* _SET TASK_
Reproduce the records exactly.

* _PROVIDED DATA_
──────

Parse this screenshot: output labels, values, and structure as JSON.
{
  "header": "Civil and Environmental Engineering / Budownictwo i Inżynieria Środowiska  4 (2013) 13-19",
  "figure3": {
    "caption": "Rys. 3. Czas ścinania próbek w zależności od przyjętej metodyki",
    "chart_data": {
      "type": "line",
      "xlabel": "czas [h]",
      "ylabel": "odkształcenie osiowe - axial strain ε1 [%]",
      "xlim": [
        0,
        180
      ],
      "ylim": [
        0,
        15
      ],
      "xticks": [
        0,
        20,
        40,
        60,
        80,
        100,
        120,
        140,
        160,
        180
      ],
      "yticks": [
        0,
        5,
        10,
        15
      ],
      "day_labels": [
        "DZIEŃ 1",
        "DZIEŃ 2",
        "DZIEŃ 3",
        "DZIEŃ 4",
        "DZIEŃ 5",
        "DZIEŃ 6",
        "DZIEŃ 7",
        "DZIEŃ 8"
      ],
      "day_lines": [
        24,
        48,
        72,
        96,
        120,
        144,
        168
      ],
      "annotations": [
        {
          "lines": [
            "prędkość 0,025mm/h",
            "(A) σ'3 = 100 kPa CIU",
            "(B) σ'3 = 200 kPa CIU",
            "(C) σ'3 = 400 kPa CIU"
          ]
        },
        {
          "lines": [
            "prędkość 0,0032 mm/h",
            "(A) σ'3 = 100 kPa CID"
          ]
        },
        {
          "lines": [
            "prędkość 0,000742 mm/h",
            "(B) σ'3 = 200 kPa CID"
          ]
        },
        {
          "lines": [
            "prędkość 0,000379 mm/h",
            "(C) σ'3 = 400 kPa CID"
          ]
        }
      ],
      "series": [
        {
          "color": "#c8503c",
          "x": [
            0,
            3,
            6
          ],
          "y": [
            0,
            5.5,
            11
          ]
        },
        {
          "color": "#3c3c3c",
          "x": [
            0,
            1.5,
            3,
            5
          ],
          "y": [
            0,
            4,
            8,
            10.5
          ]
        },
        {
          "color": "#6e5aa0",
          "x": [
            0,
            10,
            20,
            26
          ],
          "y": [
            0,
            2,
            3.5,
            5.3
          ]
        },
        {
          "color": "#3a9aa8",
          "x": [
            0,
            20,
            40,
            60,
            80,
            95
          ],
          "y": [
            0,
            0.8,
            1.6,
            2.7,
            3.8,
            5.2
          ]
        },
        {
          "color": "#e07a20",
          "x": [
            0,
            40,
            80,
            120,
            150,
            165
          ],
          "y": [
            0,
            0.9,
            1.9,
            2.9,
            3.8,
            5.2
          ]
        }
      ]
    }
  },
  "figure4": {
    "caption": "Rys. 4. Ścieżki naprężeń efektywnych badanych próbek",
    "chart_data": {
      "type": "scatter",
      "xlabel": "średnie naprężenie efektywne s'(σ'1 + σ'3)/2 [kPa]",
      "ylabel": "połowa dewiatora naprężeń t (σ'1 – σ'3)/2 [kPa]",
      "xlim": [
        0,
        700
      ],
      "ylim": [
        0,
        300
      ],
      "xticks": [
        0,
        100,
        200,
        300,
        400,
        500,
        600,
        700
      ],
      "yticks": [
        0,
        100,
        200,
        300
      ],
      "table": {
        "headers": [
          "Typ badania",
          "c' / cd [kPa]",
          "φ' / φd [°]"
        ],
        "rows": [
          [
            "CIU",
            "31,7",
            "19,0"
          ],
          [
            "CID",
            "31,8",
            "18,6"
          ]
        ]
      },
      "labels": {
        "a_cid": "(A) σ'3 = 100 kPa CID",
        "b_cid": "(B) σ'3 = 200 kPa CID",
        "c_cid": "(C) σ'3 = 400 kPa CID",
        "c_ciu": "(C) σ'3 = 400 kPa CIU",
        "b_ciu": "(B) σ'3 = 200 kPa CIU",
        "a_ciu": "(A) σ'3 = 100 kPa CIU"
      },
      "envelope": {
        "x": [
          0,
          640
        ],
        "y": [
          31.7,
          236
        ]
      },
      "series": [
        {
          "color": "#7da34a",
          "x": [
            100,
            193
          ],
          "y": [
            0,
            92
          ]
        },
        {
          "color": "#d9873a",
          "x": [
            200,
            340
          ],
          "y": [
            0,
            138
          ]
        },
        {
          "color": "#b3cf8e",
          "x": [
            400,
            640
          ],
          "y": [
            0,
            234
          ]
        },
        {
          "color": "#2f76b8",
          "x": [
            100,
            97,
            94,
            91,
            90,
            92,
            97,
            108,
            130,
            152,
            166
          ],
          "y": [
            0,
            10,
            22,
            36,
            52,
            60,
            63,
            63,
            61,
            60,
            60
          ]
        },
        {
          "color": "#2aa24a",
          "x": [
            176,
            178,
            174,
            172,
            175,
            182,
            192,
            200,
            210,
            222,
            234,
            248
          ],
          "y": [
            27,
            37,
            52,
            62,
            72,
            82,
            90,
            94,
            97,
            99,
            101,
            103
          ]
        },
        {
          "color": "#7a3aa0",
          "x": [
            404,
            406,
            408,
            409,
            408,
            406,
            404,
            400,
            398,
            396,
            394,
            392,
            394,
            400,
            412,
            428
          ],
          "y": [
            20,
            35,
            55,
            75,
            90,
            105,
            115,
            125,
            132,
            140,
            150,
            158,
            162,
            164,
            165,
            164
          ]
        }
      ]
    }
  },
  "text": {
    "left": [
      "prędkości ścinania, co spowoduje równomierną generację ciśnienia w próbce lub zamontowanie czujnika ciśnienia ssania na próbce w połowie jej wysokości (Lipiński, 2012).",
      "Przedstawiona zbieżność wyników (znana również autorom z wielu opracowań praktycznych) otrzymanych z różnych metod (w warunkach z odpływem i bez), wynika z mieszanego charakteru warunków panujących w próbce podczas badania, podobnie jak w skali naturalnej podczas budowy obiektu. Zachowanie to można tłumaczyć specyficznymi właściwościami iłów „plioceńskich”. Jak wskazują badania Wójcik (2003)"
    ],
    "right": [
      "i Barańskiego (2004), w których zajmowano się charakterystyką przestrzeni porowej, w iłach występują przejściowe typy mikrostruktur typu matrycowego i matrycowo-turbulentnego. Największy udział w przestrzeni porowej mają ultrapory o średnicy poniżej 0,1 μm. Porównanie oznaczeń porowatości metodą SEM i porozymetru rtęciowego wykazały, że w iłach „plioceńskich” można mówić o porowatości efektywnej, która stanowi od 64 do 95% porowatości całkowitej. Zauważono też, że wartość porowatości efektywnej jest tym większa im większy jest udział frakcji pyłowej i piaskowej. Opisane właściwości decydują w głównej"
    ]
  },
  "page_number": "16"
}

──────

* _OUTPUT OF THE TASK_
Parse this screenshot: output labels, values, and structure as JSON.
{
  "header": "Civil and Environmental Engineering / Budownictwo i Inżynieria Środowiska  4 (2013) 13-19",
  "figure3": {
    "caption": "Rys. 3. Czas ścinania próbek w zależności od przyjętej metodyki",
    "chart_data": {
      "type": "line",
      "xlabel": "czas [h]",
      "ylabel": "odkształcenie osiowe - axial strain ε1 [%]",
      "xlim": [
        0,
        180
      ],
      "ylim": [
        0,
        15
      ],
      "xticks": [
        0,
        20,
        40,
        60,
        80,
        100,
        120,
        140,
        160,
        180
      ],
      "yticks": [
        0,
        5,
        10,
        15
      ],
      "day_labels": [
        "DZIEŃ 1",
        "DZIEŃ 2",
        "DZIEŃ 3",
        "DZIEŃ 4",
        "DZIEŃ 5",
        "DZIEŃ 6",
        "DZIEŃ 7",
        "DZIEŃ 8"
      ],
      "day_lines": [
        24,
        48,
        72,
        96,
        120,
        144,
        168
      ],
      "annotations": [
        {
          "lines": [
            "prędkość 0,025mm/h",
            "(A) σ'3 = 100 kPa CIU",
            "(B) σ'3 = 200 kPa CIU",
            "(C) σ'3 = 400 kPa CIU"
          ]
        },
        {
          "lines": [
            "prędkość 0,0032 mm/h",
            "(A) σ'3 = 100 kPa CID"
          ]
        },
        {
          "lines": [
            "prędkość 0,000742 mm/h",
            "(B) σ'3 = 200 kPa CID"
          ]
        },
        {
          "lines": [
            "prędkość 0,000379 mm/h",
            "(C) σ'3 = 400 kPa CID"
          ]
        }
      ],
      "series": [
        {
          "color": "#c8503c",
          "x": [
            0,
            3,
            6
          ],
          "y": [
            0,
            5.5,
            11
          ]
        },
        {
          "color": "#3c3c3c",
          "x": [
            0,
            1.5,
            3,
            5
          ],
          "y": [
            0,
            4,
            8,
            10.5
          ]
        },
        {
          "color": "#6e5aa0",
          "x": [
            0,
            10,
            20,
            26
          ],
          "y": [
            0,
            2,
            3.5,
            5.3
          ]
        },
        {
          "color": "#3a9aa8",
          "x": [
            0,
            20,
            40,
            60,
            80,
            95
          ],
          "y": [
            0,
            0.8,
            1.6,
            2.7,
            3.8,
            5.2
          ]
        },
        {
          "color": "#e07a20",
          "x": [
            0,
            40,
            80,
            120,
            150,
            165
          ],
          "y": [
            0,
            0.9,
            1.9,
            2.9,
            3.8,
            5.2
          ]
        }
      ]
    }
  },
  "figure4": {
    "caption": "Rys. 4. Ścieżki naprężeń efektywnych badanych próbek",
    "chart_data": {
      "type": "scatter",
      "xlabel": "średnie naprężenie efektywne s'(σ'1 + σ'3)/2 [kPa]",
      "ylabel": "połowa dewiatora naprężeń t (σ'1 – σ'3)/2 [kPa]",
      "xlim": [
        0,
        700
      ],
      "ylim": [
        0,
        300
      ],
      "xticks": [
        0,
        100,
        200,
        300,
        400,
        500,
        600,
        700
      ],
      "yticks": [
        0,
        100,
        200,
        300
      ],
      "table": {
        "headers": [
          "Typ badania",
          "c' / cd [kPa]",
          "φ' / φd [°]"
        ],
        "rows": [
          [
            "CIU",
            "31,7",
            "19,0"
          ],
          [
            "CID",
            "31,8",
            "18,6"
          ]
        ]
      },
      "labels": {
        "a_cid": "(A) σ'3 = 100 kPa CID",
        "b_cid": "(B) σ'3 = 200 kPa CID",
        "c_cid": "(C) σ'3 = 400 kPa CID",
        "c_ciu": "(C) σ'3 = 400 kPa CIU",
        "b_ciu": "(B) σ'3 = 200 kPa CIU",
        "a_ciu": "(A) σ'3 = 100 kPa CIU"
      },
      "envelope": {
        "x": [
          0,
          640
        ],
        "y": [
          31.7,
          236
        ]
      },
      "series": [
        {
          "color": "#7da34a",
          "x": [
            100,
            193
          ],
          "y": [
            0,
            92
          ]
        },
        {
          "color": "#d9873a",
          "x": [
            200,
            340
          ],
          "y": [
            0,
            138
          ]
        },
        {
          "color": "#b3cf8e",
          "x": [
            400,
            640
          ],
          "y": [
            0,
            234
          ]
        },
        {
          "color": "#2f76b8",
          "x": [
            100,
            97,
            94,
            91,
            90,
            92,
            97,
            108,
            130,
            152,
            166
          ],
          "y": [
            0,
            10,
            22,
            36,
            52,
            60,
            63,
            63,
            61,
            60,
            60
          ]
        },
        {
          "color": "#2aa24a",
          "x": [
            176,
            178,
            174,
            172,
            175,
            182,
            192,
            200,
            210,
            222,
            234,
            248
          ],
          "y": [
            27,
            37,
            52,
            62,
            72,
            82,
            90,
            94,
            97,
            99,
            101,
            103
          ]
        },
        {
          "color": "#7a3aa0",
          "x": [
            404,
            406,
            408,
            409,
            408,
            406,
            404,
            400,
            398,
            396,
            394,
            392,
            394,
            400,
            412,
            428
          ],
          "y": [
            20,
            35,
            55,
            75,
            90,
            105,
            115,
            125,
            132,
            140,
            150,
            158,
            162,
            164,
            165,
            164
          ]
        }
      ]
    }
  },
  "text": {
    "left": [
      "prędkości ścinania, co spowoduje równomierną generację ciśnienia w próbce lub zamontowanie czujnika ciśnienia ssania na próbce w połowie jej wysokości (Lipiński, 2012).",
      "Przedstawiona zbieżność wyników (znana również autorom z wielu opracowań praktycznych) otrzymanych z różnych metod (w warunkach z odpływem i bez), wynika z mieszanego charakteru warunków panujących w próbce podczas badania, podobnie jak w skali naturalnej podczas budowy obiektu. Zachowanie to można tłumaczyć specyficznymi właściwościami iłów „plioceńskich”. Jak wskazują badania Wójcik (2003)"
    ],
    "right": [
      "i Barańskiego (2004), w których zajmowano się charakterystyką przestrzeni porowej, w iłach występują przejściowe typy mikrostruktur typu matrycowego i matrycowo-turbulentnego. Największy udział w przestrzeni porowej mają ultrapory o średnicy poniżej 0,1 μm. Porównanie oznaczeń porowatości metodą SEM i porozymetru rtęciowego wykazały, że w iłach „plioceńskich” można mówić o porowatości efektywnej, która stanowi od 64 do 95% porowatości całkowitej. Zauważono też, że wartość porowatości efektywnej jest tym większa im większy jest udział frakcji pyłowej i piaskowej. Opisane właściwości decydują w głównej"
    ]
  },
  "page_number": "16"
}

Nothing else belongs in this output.